* BEGIN *

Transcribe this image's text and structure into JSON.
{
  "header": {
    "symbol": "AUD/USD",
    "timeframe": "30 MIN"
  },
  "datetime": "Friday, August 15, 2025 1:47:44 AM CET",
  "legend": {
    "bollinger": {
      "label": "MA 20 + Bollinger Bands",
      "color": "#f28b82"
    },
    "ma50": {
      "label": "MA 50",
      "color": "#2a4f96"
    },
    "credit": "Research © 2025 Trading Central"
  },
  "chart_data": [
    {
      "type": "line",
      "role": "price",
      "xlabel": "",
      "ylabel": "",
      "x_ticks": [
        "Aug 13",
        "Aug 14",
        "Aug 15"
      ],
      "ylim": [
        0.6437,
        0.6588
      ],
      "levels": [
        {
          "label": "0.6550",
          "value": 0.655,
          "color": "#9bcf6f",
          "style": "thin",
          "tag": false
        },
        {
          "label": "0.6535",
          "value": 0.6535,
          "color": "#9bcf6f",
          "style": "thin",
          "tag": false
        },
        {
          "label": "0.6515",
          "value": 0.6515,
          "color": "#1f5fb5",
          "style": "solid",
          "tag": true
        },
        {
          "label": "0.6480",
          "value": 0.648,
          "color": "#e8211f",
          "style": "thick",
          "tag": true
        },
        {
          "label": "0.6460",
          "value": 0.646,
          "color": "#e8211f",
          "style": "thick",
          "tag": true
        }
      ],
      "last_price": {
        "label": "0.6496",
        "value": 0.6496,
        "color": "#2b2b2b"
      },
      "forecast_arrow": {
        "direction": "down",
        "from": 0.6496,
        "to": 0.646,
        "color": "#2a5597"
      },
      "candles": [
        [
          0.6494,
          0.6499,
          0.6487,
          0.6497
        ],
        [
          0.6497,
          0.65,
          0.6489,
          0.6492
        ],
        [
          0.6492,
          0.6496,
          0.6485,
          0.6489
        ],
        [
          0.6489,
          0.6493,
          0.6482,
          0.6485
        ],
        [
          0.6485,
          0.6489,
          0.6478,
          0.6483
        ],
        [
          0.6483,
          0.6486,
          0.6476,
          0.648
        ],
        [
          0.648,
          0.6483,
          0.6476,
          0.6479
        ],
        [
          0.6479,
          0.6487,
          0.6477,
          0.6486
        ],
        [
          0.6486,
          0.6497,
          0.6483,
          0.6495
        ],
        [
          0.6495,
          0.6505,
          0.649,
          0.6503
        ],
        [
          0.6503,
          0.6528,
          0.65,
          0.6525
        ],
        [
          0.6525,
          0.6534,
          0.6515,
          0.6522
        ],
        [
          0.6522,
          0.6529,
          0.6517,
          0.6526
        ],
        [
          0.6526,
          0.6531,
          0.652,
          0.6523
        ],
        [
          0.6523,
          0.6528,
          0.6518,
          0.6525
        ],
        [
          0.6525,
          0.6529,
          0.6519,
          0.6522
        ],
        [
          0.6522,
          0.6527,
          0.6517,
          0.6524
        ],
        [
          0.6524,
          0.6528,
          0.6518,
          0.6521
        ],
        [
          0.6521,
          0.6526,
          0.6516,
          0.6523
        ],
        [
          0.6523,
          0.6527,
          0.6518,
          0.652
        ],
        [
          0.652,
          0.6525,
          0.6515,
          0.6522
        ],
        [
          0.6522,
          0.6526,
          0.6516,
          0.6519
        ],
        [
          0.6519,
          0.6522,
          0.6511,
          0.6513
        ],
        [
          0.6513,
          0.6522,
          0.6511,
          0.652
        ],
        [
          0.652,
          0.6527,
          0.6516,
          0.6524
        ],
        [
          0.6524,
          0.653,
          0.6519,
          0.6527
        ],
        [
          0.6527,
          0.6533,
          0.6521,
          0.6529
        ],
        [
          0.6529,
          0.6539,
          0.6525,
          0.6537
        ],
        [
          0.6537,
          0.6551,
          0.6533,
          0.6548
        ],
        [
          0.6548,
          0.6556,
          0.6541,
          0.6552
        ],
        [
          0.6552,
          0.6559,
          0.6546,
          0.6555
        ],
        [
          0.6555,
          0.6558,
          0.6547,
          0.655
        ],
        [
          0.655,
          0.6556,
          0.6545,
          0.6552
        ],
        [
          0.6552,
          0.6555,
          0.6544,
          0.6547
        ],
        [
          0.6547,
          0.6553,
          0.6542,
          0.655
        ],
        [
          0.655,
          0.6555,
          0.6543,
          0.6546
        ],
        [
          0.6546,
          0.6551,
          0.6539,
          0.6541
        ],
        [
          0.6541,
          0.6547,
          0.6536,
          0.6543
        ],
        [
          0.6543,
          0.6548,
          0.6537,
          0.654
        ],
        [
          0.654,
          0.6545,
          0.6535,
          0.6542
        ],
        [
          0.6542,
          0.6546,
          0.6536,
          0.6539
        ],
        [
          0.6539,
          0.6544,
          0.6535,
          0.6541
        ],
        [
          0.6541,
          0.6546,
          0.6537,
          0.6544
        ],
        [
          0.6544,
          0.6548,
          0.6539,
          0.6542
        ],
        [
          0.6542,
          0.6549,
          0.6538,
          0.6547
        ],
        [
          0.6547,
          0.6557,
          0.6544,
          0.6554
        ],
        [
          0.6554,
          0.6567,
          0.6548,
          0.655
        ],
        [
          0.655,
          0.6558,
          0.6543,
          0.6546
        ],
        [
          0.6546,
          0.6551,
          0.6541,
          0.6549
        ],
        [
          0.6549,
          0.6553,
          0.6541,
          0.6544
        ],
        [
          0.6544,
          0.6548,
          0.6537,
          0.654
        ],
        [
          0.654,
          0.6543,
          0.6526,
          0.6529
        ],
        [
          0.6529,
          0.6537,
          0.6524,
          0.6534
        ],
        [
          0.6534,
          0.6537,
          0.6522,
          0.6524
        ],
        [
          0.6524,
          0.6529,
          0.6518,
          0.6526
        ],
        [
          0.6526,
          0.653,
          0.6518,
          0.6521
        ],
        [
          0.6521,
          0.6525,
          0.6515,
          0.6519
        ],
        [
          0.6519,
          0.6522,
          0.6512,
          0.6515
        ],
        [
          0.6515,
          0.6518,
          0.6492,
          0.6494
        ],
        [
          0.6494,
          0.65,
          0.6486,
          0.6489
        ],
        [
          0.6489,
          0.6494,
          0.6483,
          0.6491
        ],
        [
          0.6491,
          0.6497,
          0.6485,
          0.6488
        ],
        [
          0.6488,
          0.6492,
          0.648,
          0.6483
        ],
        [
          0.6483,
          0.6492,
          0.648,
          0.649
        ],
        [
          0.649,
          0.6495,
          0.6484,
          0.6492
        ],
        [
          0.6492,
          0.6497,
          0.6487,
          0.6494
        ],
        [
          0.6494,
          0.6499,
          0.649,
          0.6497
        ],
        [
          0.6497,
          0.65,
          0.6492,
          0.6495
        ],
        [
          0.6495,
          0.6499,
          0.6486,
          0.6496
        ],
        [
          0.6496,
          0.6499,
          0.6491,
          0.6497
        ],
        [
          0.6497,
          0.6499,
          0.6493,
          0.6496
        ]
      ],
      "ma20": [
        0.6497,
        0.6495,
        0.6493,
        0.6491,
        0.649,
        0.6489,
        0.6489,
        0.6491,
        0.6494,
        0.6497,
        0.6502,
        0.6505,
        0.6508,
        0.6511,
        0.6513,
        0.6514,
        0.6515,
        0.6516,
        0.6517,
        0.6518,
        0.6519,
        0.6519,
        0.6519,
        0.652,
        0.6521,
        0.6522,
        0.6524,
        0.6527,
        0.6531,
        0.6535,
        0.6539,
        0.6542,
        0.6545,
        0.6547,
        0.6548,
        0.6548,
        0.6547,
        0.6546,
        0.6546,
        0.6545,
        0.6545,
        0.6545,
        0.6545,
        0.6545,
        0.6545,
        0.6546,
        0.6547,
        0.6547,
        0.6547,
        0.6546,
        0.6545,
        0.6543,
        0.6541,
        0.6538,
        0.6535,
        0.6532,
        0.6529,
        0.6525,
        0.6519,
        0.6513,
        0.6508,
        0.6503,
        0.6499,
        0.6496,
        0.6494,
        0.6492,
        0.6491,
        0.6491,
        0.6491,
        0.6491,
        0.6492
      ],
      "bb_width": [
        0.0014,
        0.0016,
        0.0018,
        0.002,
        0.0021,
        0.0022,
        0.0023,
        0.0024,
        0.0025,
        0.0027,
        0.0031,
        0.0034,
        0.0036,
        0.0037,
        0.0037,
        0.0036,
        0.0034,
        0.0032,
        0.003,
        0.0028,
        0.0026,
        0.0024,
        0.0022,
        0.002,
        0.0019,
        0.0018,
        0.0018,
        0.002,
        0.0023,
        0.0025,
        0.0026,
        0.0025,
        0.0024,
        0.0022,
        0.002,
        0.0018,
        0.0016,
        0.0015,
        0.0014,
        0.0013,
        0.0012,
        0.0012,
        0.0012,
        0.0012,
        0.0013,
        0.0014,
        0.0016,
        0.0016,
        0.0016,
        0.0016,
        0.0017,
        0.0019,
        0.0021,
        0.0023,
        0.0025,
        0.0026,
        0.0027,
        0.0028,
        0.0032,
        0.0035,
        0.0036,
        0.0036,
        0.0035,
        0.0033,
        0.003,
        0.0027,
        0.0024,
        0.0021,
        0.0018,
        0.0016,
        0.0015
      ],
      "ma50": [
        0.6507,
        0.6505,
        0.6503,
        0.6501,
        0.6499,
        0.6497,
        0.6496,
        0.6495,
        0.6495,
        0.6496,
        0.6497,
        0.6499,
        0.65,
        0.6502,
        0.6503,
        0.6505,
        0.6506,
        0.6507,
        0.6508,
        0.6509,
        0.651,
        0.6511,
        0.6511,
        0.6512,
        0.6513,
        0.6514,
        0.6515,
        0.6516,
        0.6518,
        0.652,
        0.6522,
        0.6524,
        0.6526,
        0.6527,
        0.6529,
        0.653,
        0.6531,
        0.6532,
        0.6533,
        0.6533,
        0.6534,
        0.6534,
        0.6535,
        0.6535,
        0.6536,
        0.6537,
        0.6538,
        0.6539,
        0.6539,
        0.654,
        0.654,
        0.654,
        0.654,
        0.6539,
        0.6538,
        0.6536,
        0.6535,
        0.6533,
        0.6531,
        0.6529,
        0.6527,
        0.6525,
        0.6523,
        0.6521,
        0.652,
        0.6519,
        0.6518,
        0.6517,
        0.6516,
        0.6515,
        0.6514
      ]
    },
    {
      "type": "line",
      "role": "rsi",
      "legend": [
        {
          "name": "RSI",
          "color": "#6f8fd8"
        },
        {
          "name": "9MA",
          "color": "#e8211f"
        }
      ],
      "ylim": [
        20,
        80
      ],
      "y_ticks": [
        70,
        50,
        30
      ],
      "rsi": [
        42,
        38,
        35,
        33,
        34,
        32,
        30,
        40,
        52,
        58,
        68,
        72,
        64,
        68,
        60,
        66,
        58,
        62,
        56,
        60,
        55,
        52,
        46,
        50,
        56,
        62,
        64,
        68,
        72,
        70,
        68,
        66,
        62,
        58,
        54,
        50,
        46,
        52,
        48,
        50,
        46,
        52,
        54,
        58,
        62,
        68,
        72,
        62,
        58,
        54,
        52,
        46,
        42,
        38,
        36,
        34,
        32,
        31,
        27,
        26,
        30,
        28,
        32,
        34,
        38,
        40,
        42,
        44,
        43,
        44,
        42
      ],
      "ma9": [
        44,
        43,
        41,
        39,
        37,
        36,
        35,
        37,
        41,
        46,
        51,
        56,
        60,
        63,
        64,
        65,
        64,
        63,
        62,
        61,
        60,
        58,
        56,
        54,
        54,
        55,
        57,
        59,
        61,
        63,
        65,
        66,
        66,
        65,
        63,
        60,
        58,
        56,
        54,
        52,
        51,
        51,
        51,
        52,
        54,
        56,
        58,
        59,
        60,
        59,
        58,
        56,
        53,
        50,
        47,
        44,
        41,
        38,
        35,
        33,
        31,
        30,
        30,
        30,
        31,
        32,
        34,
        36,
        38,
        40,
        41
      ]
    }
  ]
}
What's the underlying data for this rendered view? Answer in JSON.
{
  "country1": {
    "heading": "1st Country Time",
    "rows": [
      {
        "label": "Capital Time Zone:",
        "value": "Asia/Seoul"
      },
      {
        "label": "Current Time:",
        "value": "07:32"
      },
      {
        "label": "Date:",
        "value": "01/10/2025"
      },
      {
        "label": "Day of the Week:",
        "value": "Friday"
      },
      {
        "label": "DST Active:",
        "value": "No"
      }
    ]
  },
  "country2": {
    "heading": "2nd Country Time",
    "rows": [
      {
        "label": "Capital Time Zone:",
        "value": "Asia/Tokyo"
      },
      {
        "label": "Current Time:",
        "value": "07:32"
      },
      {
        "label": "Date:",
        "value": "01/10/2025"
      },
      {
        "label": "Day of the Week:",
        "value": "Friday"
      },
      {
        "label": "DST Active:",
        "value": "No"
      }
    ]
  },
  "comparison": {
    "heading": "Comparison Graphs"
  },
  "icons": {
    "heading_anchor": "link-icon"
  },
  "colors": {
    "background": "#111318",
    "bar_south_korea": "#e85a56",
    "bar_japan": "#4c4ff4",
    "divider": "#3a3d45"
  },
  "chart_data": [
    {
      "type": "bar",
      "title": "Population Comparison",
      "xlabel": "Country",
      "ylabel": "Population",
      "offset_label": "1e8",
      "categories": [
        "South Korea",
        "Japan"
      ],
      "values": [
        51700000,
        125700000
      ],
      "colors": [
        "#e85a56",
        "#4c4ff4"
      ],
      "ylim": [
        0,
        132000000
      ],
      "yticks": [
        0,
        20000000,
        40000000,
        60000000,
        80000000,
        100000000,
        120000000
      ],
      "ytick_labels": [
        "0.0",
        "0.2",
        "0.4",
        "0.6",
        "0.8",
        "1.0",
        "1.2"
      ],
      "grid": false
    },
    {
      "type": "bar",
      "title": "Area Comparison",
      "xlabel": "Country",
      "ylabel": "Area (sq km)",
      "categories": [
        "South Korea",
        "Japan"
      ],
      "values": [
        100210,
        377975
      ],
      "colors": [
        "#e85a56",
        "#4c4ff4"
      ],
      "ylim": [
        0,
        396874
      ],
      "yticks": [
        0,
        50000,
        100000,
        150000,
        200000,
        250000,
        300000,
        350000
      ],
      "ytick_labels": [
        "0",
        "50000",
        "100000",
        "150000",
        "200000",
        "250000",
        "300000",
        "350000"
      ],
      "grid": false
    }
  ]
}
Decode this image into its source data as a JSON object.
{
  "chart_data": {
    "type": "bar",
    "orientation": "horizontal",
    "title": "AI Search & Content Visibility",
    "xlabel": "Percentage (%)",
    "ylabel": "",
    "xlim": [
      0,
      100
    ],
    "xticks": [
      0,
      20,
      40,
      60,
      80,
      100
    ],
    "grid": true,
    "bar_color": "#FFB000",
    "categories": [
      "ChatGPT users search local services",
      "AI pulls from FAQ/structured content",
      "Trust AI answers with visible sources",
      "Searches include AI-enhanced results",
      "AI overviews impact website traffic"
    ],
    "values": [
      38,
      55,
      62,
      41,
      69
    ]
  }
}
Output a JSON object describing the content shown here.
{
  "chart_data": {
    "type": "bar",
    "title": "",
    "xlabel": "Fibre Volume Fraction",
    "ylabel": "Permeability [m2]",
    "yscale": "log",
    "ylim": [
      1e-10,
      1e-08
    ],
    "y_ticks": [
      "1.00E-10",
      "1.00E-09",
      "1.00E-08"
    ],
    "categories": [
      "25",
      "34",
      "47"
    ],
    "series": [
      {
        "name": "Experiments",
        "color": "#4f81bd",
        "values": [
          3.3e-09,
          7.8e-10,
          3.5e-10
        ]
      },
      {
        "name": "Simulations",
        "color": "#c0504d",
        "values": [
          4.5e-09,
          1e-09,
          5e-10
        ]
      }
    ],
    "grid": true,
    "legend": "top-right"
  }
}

* END *

▸ Stated goal
Print exactly the lines above, starting at the line that contains "Output a JSON" and ending with the last line of the records, both included.

▸ The solution
Output a JSON object describing the content shown here.
{
  "chart_data": {
    "type": "bar",
    "title": "",
    "xlabel": "Fibre Volume Fraction",
    "ylabel": "Permeability [m2]",
    "yscale": "log",
    "ylim": [
      1e-10,
      1e-08
    ],
    "y_ticks": [
      "1.00E-10",
      "1.00E-09",
      "1.00E-08"
    ],
    "categories": [
      "25",
      "34",
      "47"
    ],
    "series": [
      {
        "name": "Experiments",
        "color": "#4f81bd",
        "values": [
          3.3e-09,
          7.8e-10,
          3.5e-10
        ]
      },
      {
        "name": "Simulations",
        "color": "#c0504d",
        "values": [
          4.5e-09,
          1e-09,
          5e-10
        ]
      }
    ],
    "grid": true,
    "legend": "top-right"
  }
}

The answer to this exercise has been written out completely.